Le syndicat collabore également avec le ministère de l’Éducation pour réviser les manuels scolaires, « afin que la discrimination fondée sur le genre ne soit pas intrinsèquement inscrite dans les programmes ». Le GUPT organise également des formations pour les éducateur·trice·s afin d’éviter la perpétuation de stéréotypes discriminatoires en classe.

Il est important pour le GUPT de garantir le droit à l’éducation pour tou·te· s les étudiant·e·s palestinien·ne·s, en particulier les filles, et il demande que l’enseignement et l’apprentissage se déroulent dans des environnements de qualité. « Cela signifie également que les étudiantes et étudiants, les éducatrices et éducateurs et les écoles doivent être à l’abri des attaques : ils doivent être protégés des menaces intentionnelles ou de l’usage de la force pour des raisons politiques, militaires, idéologiques, ethniques, religieuses ou criminelles. Tout doit être mis en œuvre pour éradiquer les différents types de violence qui se produisent trop fréquemment dans et autour des établissements d’enseignement. »

Ce projet a été mis en place par un consortium composé de l’IE, du GUPT, de l’Association nationale de l’Éducation (NEA, acronyme anglophone)/États-Unis d’Amérique, du Syndicat national de l’Éducation (NEU, acronyme anglophone)/Royaume-Uni et du Syndicat de l’Éducation de Norvège (UEN, acronyme anglophone).

* * * *

> _Travail demandé_:
1. Extrayez du texte sur le GUPT le passage commençant par « Le syndicat collabore » et se poursuivant jusqu'à « discriminatoires en classe. ».
2. Quelles organisations composent le consortium qui a mis en place le projet, d'après le texte sur le GUPT ?
3. Rédigez la suite du texte sur le GUPT à partir de l'endroit où il s'arrête.
Les lignes qui suivent proviennent d'une autre source.

> _Données fournies_:
* * * *

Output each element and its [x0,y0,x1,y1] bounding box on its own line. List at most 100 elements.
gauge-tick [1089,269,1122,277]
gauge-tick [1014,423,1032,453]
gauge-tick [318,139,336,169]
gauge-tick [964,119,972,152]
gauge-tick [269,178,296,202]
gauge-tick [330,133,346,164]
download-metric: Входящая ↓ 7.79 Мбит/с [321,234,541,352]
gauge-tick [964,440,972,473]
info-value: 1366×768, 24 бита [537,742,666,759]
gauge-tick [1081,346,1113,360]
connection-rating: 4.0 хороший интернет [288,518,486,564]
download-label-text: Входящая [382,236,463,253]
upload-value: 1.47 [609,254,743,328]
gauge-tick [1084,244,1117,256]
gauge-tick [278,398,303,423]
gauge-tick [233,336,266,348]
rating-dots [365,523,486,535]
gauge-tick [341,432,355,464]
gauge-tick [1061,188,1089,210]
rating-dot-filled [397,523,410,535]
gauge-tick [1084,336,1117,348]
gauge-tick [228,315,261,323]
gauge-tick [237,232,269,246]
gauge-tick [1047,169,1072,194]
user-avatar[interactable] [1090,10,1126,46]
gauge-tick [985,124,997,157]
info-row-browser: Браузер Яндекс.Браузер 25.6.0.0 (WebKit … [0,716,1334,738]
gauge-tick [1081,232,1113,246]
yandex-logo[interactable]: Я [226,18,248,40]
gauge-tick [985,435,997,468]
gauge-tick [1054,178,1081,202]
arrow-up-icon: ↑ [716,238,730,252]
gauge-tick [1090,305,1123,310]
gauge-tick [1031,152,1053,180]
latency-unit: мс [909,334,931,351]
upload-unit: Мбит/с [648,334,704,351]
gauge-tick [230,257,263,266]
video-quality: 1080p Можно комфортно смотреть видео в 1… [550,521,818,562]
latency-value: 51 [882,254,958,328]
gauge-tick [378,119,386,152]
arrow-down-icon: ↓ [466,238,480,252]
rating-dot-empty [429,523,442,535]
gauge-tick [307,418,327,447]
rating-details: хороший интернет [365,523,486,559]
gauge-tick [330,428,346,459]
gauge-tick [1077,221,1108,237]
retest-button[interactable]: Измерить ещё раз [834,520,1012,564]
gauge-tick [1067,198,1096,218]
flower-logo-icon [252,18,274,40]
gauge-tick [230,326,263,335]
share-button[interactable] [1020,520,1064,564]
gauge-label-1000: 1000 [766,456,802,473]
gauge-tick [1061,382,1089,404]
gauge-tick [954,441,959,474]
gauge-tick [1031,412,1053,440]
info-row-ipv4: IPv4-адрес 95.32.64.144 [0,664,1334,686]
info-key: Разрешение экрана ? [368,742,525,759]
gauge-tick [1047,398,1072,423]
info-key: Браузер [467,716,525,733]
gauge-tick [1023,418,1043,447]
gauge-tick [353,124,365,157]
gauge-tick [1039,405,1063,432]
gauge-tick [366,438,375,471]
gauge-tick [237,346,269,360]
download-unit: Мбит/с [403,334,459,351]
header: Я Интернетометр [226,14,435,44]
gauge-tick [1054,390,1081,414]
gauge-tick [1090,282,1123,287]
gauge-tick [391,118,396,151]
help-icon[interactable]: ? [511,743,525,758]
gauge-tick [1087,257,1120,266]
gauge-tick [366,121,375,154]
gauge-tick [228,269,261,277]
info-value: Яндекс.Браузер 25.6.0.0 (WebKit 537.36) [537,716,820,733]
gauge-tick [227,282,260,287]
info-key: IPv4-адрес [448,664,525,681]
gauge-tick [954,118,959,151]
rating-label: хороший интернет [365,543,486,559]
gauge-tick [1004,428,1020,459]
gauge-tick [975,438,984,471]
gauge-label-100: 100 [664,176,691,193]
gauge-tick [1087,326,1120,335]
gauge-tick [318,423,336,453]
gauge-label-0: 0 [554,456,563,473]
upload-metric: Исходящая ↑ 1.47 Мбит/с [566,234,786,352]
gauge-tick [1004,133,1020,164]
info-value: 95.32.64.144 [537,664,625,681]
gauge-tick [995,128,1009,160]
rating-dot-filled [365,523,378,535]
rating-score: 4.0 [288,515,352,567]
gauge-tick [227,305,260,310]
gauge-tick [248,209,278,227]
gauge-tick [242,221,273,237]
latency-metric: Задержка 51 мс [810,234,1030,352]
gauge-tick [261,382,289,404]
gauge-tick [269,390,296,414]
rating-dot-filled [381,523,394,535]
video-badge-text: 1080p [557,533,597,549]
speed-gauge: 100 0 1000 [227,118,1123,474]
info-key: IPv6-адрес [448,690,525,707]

* * * *

> _Résultats_:
1.
Le syndicat collabore également avec le ministère de l’Éducation pour réviser les manuels scolaires, « afin que la discrimination fondée sur le genre ne soit pas intrinsèquement inscrite dans les programmes ». Le GUPT organise également des formations pour les éducateur·trice·s afin d’éviter la perpétuation de stéréotypes discriminatoires en classe.

2.
- l'IE
- le GUPT
- l'Association nationale de l'Éducation (NEA)/États-Unis d'Amérique
- le Syndicat national de l'Éducation (NEU)/Royaume-Uni
- le Syndicat de l'Éducation de Norvège (UEN)

3.
Les personnes formées deviennent formateur·trice·s

« Le GUPT a pour objectif d’autonomiser les femmes — en particulier les enseignantes — en leur apportant les connaissances et l’expérience nécessaires, en renforçant la confiance en soi, en soutenant les initiatives, en appréciant la créativité et en assurant la justice et l’égalité des chances », a également reconnu Nada Mohammad Alashqar, ingénieure en électricité, enseignante passionnée d’informatique et formatrice en e-learning, qui a bénéficié de la première phase de la formation du GUPT et qui est aujourd’hui elle-même formatrice.

Les formateur·trice·s sont des enseignant·e·s expérimenté·e·s, des employé·e·s du ministère de l’Éducation, des membres du GUPT et des expert·e·s en syndicalisme de Palestine et d’autres pays de la région comme le Liban. Les sujets abordés sont notamment les suivants :

  • Les Comité des femmes du GUPT : création, rôles, réalisations, vision et défis.
  • Concepts de genre : définition du genre, analyse, évaluation, égalité, équité, intégration, alignement, violence fondée sur le genre et autonomisation.
  • Politiques palestiniennes en matière d’égalité entre les hommes et les femmes : quelles sont les politiques appliquées sur le lieu de travail, dans les écoles et les universités, et même à la maison et dans la famille. Quelles sont les politiques qui doivent être appliquées et celles qui doivent être améliorées.
  • Le genre dans le programme scolaire : le programme scolaire tient-il compte du concept de genre ? Les enseignant·e·s ont été invité·e·s à rechercher dans les manuels scolaires qu’ils utilisent si les exercices et les questions étaient posés en fonction du concept de genre.
  • Les femmes en tant que dirigeantes et décideuses au sein du GUPT. Dès le début, la formation a été conçue pour aider les enseignantes en général et les nouvelles enseignantes en particulier à jouer un rôle de premier plan dans le GUPT et à devenir des décideuses.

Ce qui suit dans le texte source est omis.